======== ZITIERTE TEXTSTELLE
Die Grundlage, die Geschichte Jephtas und seiner Tochter, ist übersichtlich: Jephta zieht gegen die Ammoniter in den Krieg und schwört vor Gott, dass er ihm, sollte er den Krieg gewinnen, das erste zum Opfer gebe, was sein Haus verlasse. Leider ist das seine einzige Tochter. Die namenlose Tochter nimmt ihr Schicksal an, bittet jedoch um zwei Monate Schonfrist, um in den Bergen gemeinsam mit Freundinnen ihre Jungfräulichkeit zu beweinen. Doch was geschieht in den Bergen? Welche Lust erlebt sie dort? Geht es überhaupt um Sex oder nimmt sie einfach nur Abschied? Und was bedeutet Virginität? Aus der Geschichte geht nicht hervor, was in der Zeit in den Bergen passierte, weswegen das Stück reine Spekulation bleibt.
================
======== BEREITGESTELLTE ANGABEN
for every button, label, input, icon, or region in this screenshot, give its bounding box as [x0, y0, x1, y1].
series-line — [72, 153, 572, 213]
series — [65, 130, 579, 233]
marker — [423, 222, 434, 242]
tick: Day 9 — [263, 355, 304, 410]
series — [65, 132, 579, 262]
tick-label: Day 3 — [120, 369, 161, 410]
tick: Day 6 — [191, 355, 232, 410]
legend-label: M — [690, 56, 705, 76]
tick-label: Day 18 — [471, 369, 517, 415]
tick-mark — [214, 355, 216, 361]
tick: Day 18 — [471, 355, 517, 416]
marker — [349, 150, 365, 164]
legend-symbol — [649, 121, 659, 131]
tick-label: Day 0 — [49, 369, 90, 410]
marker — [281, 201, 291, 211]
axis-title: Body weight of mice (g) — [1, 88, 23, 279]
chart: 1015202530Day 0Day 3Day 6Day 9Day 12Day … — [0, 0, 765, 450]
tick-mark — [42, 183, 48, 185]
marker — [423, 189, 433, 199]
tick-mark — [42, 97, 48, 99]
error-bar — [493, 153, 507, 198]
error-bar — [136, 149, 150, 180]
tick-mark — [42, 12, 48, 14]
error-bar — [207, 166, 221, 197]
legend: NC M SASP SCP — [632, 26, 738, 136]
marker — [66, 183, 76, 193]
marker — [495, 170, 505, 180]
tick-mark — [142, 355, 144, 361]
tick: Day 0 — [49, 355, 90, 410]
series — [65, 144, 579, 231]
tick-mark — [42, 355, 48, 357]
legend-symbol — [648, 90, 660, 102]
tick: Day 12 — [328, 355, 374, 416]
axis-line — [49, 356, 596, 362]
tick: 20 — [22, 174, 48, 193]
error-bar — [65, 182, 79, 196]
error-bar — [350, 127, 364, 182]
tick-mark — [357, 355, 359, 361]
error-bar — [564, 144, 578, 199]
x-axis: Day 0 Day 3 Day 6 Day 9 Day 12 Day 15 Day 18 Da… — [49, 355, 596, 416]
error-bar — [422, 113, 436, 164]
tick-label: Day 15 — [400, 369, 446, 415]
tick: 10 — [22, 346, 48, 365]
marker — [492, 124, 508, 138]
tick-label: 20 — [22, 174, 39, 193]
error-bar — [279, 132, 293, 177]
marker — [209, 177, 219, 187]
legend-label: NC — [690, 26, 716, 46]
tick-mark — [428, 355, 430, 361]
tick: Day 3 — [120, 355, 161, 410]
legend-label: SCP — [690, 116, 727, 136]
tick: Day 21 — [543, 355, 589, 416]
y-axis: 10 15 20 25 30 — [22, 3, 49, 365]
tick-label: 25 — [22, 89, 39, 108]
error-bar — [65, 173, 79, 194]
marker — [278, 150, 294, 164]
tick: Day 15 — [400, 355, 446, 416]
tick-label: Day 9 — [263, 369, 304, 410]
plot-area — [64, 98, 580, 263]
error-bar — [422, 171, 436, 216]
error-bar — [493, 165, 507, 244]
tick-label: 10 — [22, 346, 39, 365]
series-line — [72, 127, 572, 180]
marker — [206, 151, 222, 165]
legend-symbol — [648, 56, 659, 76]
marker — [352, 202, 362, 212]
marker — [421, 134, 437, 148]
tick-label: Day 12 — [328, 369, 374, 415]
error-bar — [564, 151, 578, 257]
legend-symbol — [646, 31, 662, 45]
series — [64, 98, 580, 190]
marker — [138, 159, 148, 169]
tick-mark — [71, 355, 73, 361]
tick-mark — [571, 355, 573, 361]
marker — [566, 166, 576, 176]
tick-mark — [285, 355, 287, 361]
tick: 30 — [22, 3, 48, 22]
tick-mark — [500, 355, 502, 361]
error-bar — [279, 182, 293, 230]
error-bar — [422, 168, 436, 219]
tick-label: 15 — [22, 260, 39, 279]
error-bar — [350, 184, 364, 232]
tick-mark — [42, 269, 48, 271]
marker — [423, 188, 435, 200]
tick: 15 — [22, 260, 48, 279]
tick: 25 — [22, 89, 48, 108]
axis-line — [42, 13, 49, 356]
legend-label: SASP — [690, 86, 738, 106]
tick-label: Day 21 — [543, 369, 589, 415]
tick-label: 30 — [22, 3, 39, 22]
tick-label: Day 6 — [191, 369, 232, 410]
================
* [AUFGABE A] Prüfe, ob die folgenden Aussagen mit dem Text über Jephta und seine Tochter übereinstimmen. Antworte jeweils mit Ja oder Nein und zitiere die entscheidenden Worte des Textes wörtlich. (i) Jephta führt Krieg gegen die Ammoniter. (ii) Die Tochter erbittet drei Monate Schonfrist. (iii) Die Geschichte berichtet, was in den Bergen geschah.
* [AUFGABE B] Nenne sämtliche Fragesätze, die im Text über Jephta und seine Tochter stehen.
* [AUFGABE C] Schreibe den Text über Jephta und seine Tochter im Anschluss an seinen letzten Satz weiter.

* [RICHTIGE ANTWORT A]
(i) Ja: „Jephta zieht gegen die Ammoniter in den Krieg“
(ii) Nein: „bittet jedoch um zwei Monate Schonfrist“
(iii) Nein: „Aus der Geschichte geht nicht hervor, was in der Zeit in den Bergen passierte“

* [RICHTIGE ANTWORT B]
- Doch was geschieht in den Bergen?
- Welche Lust erlebt sie dort?
- Geht es überhaupt um Sex oder nimmt sie einfach nur Abschied?
- Und was bedeutet Virginität?

* [RICHTIGE ANTWORT C]
Doch einen Schritt zurück: Als sich endlich alle Anwesenden ihrer Schuhe entledigt haben und den Saal betreten, herrscht zuerst Verwirrung. Dort befindet sich ein Aufführungsraum, durch einen monströsen Vorhang konzipiert. In diesem ovalen Raum befinden sich die Tänzer, Sänger und Musiker und erwarten das Publikum. Sie bewegen sich stöhnend um die Gäste, halten vor ihnen, stellen sich hinter sie, grunzen um sie herum. Eine starke Nähe entwickelt sich und das Barfußsein offenbart sich als Mittel zum Zweck.
Der Krieg, den Jephta gewinnt, wird nachgestellt, in bombastischen Kostümen, die Uniform und Ballkleid zugleich sind – High Class eben. Die Akteure bewegen sich in tänzelndem Gleichschritt, der an Märsche und Pferdegetrappel erinnert. Und immer wieder das Gestöhne, das eine Mischung aus Aufregung, Erregung oder Sterben sein kann. Es läuft auf letzteres hinaus, auf die Opferung der Tochter Jephtas. Die Spannung gesammelt und aufgetürmt. Die vier Sänger zentrieren diesen Moment hin zu einem pompösen Höhepunkt: Der Vorhang fällt. Wortwörtlich. Tod, Aus, Ende. Der überlieferten Geschichte nach zumindest, denn was nun folgt, ist eine Nacht der Fantasie. Wir gehen zeitlich zurück zu den zwei Monaten der Tochter in den Bergen.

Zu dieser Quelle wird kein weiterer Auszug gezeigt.